== DATA FOR THIS TASK ==
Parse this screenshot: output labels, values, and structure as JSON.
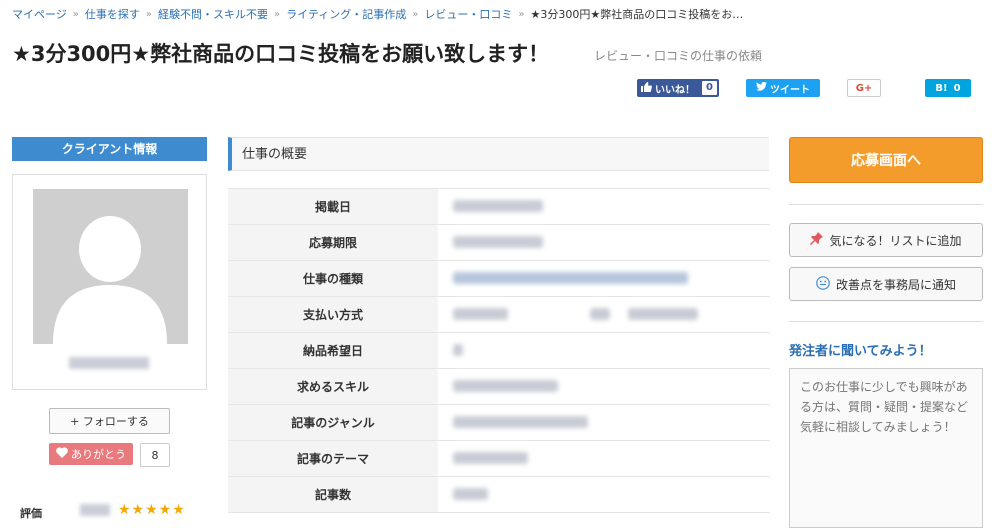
{
  "breadcrumb": [
    "マイページ",
    "仕事を探す",
    "経験不問・スキル不要",
    "ライティング・記事作成",
    "レビュー・口コミ",
    "★3分300円★弊社商品の口コミ投稿をお…"
  ],
  "breadcrumb_separator": "»",
  "page": {
    "title": "★3分300円★弊社商品の口コミ投稿をお願い致します！",
    "subtitle": "レビュー・口コミの仕事の依頼"
  },
  "social": {
    "like_label": "いいね！",
    "like_count": "0",
    "tweet_label": "ツイート",
    "gplus_label": "G+",
    "hatena_label": "B!",
    "hatena_count": "0"
  },
  "client": {
    "header": "クライアント情報",
    "follow_label": "+ フォローする",
    "thanks_label": "ありがとう",
    "thanks_count": "8",
    "rating_label": "評価",
    "rating_stars": "★★★★★"
  },
  "overview": {
    "title": "仕事の概要",
    "rows": [
      {
        "label": "掲載日"
      },
      {
        "label": "応募期限"
      },
      {
        "label": "仕事の種類"
      },
      {
        "label": "支払い方式"
      },
      {
        "label": "納品希望日"
      },
      {
        "label": "求めるスキル"
      },
      {
        "label": "記事のジャンル"
      },
      {
        "label": "記事のテーマ"
      },
      {
        "label": "記事数"
      }
    ]
  },
  "actions": {
    "apply_label": "応募画面へ",
    "watchlist_label": "気になる！リストに追加",
    "report_label": "改善点を事務局に通知",
    "ask_heading": "発注者に聞いてみよう！",
    "question_placeholder": "このお仕事に少しでも興味がある方は、質問・疑問・提案など気軽に相談してみましょう！"
  },
  "colors": {
    "accent": "#3e8ccf",
    "apply": "#f39c2c",
    "link": "#2a6fb5"
  }
}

== GOAL ==
In your copy of the records, include no pictures; repeat everything else exactly.

== WRITTEN RESPONSE ==
Parse this screenshot: output labels, values, and structure as JSON.
{
  "breadcrumb": [
    "マイページ",
    "仕事を探す",
    "経験不問・スキル不要",
    "ライティング・記事作成",
    "レビュー・口コミ",
    "★3分300円★弊社商品の口コミ投稿をお…"
  ],
  "breadcrumb_separator": "»",
  "page": {
    "title": "★3分300円★弊社商品の口コミ投稿をお願い致します！",
    "subtitle": "レビュー・口コミの仕事の依頼"
  },
  "social": {
    "like_label": "いいね！",
    "like_count": "0",
    "tweet_label": "ツイート",
    "gplus_label": "G+",
    "hatena_label": "B!",
    "hatena_count": "0"
  },
  "client": {
    "header": "クライアント情報",
    "follow_label": "+ フォローする",
    "thanks_label": "ありがとう",
    "thanks_count": "8",
    "rating_label": "評価",
    "rating_stars": "★★★★★"
  },
  "overview": {
    "title": "仕事の概要",
    "rows": [
      {
        "label": "掲載日"
      },
      {
        "label": "応募期限"
      },
      {
        "label": "仕事の種類"
      },
      {
        "label": "支払い方式"
      },
      {
        "label": "納品希望日"
      },
      {
        "label": "求めるスキル"
      },
      {
        "label": "記事のジャンル"
      },
      {
        "label": "記事のテーマ"
      },
      {
        "label": "記事数"
      }
    ]
  },
  "actions": {
    "apply_label": "応募画面へ",
    "watchlist_label": "気になる！リストに追加",
    "report_label": "改善点を事務局に通知",
    "ask_heading": "発注者に聞いてみよう！",
    "question_placeholder": "このお仕事に少しでも興味がある方は、質問・疑問・提案など気軽に相談してみましょう！"
  },
  "colors": {
    "accent": "#3e8ccf",
    "apply": "#f39c2c",
    "link": "#2a6fb5"
  }
}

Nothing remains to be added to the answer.